= TO DO =
A) Retype the email on interrupt randomness, starting with "FWIW, I've researched" and going on through "the patch set.".
B) In the records, take the lines starting with the line with "feed-header-link[interactable]: 피드 <box>66" and going on through the line with "attendance-points: 6P <box>333", and switch "chevron-right-icon" to "arrow-right-icon" with everything else left as it is. Give back only those lines.

= ARTICLE =
-- Start --

From: Sebastian Andrzej Siewior <[email protected]> Sent: Wednesday, March 
18, 2026 3:11 AM
> 
> On 2026-03-17 17:26:39 [+0000], Michael Kelley wrote:
> > > > Who is other one and does it have its add_interrupt_randomness() there
> > > > already?
> > >
> > > It's the arm64 path of the hv support. Regarding the vmbus IRQ, it seems
> > > to be fully handled here, without an equivalent of
> > > arch/x86/kernel/cpu/mshyperv.c.
> >
> > The arm64 path is the call to request_percpu_irq() in vmbus_bus_init().
> > That call is only made when running on arm64. See the code comment in
> > vmbus_bus_init().
> >
> > The specified interrupt handler is vmbus_percpu_isr(), which again runs
> > only on arm64. It calls vmbus_isr(), which starts the common path for both
> > x86/x64 and arm64.
> >
> > Then the slight weirdness is that the standard Linux IRQ handling for
> > per-CPU IRQs on arm64 with a GICv3 (which is what Hyper-V emulates)
> > does *not* call add_interrupt_randomness().  The function
> > gic_irq_domain_map() sets the IRQ handler for PPI range to
> > handle_percpu_devid_irq(), and that function does not do
> > add_interrupt_randomness().  The other variant, handle_percpu_irq(),
> > calls handle_irq_event_percpu(), which *does* do the
> > add_interrupt_randomness().
> 
> So despite all the generic code on arm64 does not do it? Then don't
> workaround this in your driver. Either talk to the IRQ maintainer and
> suggest adding it there so everyone benefits from or don't because there
> might be a reason to avoid it. Having it in driver code is wrong.

FWIW, I've researched the history of handle_percpu_devid_irq(). It dates
back to 2011, which is probably when the ARM architecture first introduced
per-CPU interrupts. At that time, it did not do add_interrupt_randomness().
An RFC patch set [1] in 2017 proposed adding the interrupt randomness
as a side effect of other changes, but that patch set evidently did not
move forward. There was no mailing list discussion of the interrupt
randomness aspect of the patch set.

I'll raise the topic with ARM maintainers and IRQ subsystem maintainers
to see if there's any reason one way or the other. I would not be surprised
if adding interrupt randomness is intentionally excluded because these
per-CPU interrupts were historically used for IPIs and timers only. What's
changed is that ARM64 is now used significantly in data centers, and
support for VMs is super important. The per-CPU interrupts are now used
for more that IPIs and timers, such as in the Hyper-V case, and
handle_percpu_devid_irq() was never reconsidered in that light. I would
expect a reluctance to burden the IPI and timer interrupt paths with the
overhead of add_interrupt_randomness(). But the Hyper-V VMBus case
still needs it because that's the primary source of interrupt entropy in the
VM. There aren't necessarily other devices generating non-per-CPU interrupts
like in a physical machine. To me, it is perfectly valid for the IPI & timer
interrupt paths to want to skip interrupt randomness, while the
Hyper-V VMBus interrupt path needs it, and we will be back where we
are now.

-- End --

[Region and label listings]
-- Start --

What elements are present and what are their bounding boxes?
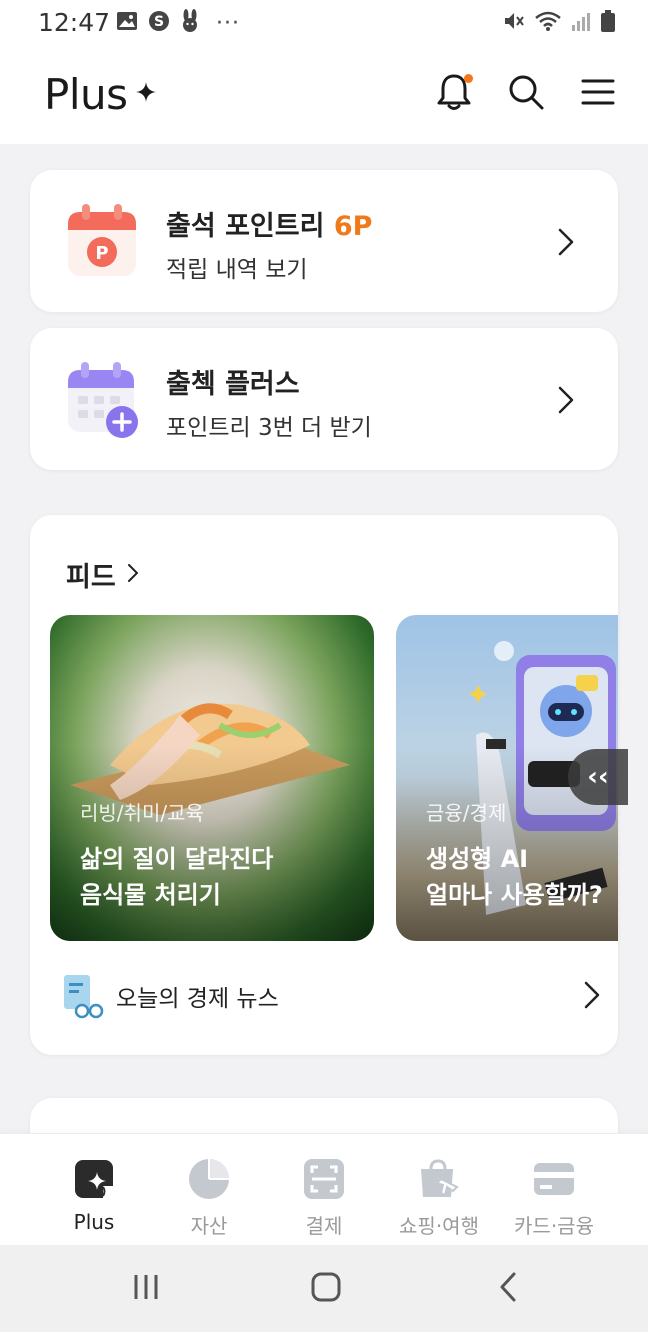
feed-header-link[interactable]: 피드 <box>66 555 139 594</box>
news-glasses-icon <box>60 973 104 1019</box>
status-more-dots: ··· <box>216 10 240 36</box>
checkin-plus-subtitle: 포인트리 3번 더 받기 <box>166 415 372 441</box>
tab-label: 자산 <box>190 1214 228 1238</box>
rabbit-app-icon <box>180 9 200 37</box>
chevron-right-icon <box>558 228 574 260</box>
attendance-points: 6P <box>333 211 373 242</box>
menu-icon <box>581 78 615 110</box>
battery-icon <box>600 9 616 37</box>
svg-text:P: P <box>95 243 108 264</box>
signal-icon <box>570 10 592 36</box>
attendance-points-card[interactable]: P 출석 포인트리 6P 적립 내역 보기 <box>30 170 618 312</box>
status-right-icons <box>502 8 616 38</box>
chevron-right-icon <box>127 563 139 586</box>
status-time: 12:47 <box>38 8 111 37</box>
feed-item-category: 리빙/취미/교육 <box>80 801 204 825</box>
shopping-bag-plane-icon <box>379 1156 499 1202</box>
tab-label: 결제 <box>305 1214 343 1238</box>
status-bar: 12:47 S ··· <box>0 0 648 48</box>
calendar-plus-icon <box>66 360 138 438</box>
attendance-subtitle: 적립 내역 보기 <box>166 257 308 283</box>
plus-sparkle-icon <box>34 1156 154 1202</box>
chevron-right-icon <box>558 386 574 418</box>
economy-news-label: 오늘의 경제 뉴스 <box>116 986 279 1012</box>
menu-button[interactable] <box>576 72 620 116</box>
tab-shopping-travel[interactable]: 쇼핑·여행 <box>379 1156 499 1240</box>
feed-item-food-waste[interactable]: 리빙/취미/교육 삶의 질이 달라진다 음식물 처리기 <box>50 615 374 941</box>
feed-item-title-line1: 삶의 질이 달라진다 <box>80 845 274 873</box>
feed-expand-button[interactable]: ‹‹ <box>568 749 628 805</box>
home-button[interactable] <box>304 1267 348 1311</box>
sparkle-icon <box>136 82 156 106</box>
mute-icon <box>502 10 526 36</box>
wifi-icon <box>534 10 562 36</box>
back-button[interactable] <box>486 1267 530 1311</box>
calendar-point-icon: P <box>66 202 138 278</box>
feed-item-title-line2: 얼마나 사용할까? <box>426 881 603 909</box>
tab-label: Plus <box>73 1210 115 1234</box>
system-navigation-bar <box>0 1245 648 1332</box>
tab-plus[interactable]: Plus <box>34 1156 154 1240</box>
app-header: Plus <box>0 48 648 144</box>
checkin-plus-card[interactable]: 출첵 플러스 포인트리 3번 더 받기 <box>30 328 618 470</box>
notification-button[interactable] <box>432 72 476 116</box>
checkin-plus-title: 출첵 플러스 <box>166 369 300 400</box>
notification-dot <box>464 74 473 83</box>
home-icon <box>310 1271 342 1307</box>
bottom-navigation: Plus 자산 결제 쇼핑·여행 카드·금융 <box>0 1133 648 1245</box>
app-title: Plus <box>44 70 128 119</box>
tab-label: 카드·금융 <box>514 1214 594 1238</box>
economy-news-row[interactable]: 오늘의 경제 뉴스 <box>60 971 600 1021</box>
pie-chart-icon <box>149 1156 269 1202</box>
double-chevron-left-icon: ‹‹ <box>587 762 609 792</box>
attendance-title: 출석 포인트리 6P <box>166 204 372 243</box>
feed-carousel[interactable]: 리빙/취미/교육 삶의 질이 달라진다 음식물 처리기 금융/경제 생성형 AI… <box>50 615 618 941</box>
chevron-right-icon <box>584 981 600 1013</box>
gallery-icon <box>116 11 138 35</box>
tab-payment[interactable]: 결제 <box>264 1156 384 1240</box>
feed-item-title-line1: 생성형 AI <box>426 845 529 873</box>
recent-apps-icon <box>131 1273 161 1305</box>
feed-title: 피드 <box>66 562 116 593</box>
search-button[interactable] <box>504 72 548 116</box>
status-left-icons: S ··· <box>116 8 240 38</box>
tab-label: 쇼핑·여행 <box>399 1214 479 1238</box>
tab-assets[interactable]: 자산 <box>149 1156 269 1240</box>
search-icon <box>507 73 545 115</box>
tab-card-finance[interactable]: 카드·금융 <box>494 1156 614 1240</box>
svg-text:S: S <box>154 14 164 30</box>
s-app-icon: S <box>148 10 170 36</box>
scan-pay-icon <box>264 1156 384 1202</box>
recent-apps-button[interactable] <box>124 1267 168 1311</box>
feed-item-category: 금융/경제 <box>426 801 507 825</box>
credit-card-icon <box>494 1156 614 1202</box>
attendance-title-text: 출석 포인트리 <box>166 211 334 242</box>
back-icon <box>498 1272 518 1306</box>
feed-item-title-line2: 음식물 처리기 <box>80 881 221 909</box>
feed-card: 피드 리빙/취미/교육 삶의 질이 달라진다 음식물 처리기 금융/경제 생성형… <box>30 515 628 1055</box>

-- End --

= RESPONSES TO THE TASKS =
A)
FWIW, I've researched the history of handle_percpu_devid_irq(). It dates
back to 2011, which is probably when the ARM architecture first introduced
per-CPU interrupts. At that time, it did not do add_interrupt_randomness().
An RFC patch set [1] in 2017 proposed adding the interrupt randomness
as a side effect of other changes, but that patch set evidently did not
move forward. There was no mailing list discussion of the interrupt
randomness aspect of the patch set.

B)
feed-header-link[interactable]: 피드 <box>66 555 139 594</box>
news-glasses-icon <box>60 973 104 1019</box>
status-more-dots: ··· <box>216 10 240 36</box>
checkin-plus-subtitle: 포인트리 3번 더 받기 <box>166 415 372 441</box>
tab-label: 자산 <box>190 1214 228 1238</box>
rabbit-app-icon <box>180 9 200 37</box>
arrow-right-icon <box>558 228 574 260</box>
attendance-points: 6P <box>333 211 373 242</box>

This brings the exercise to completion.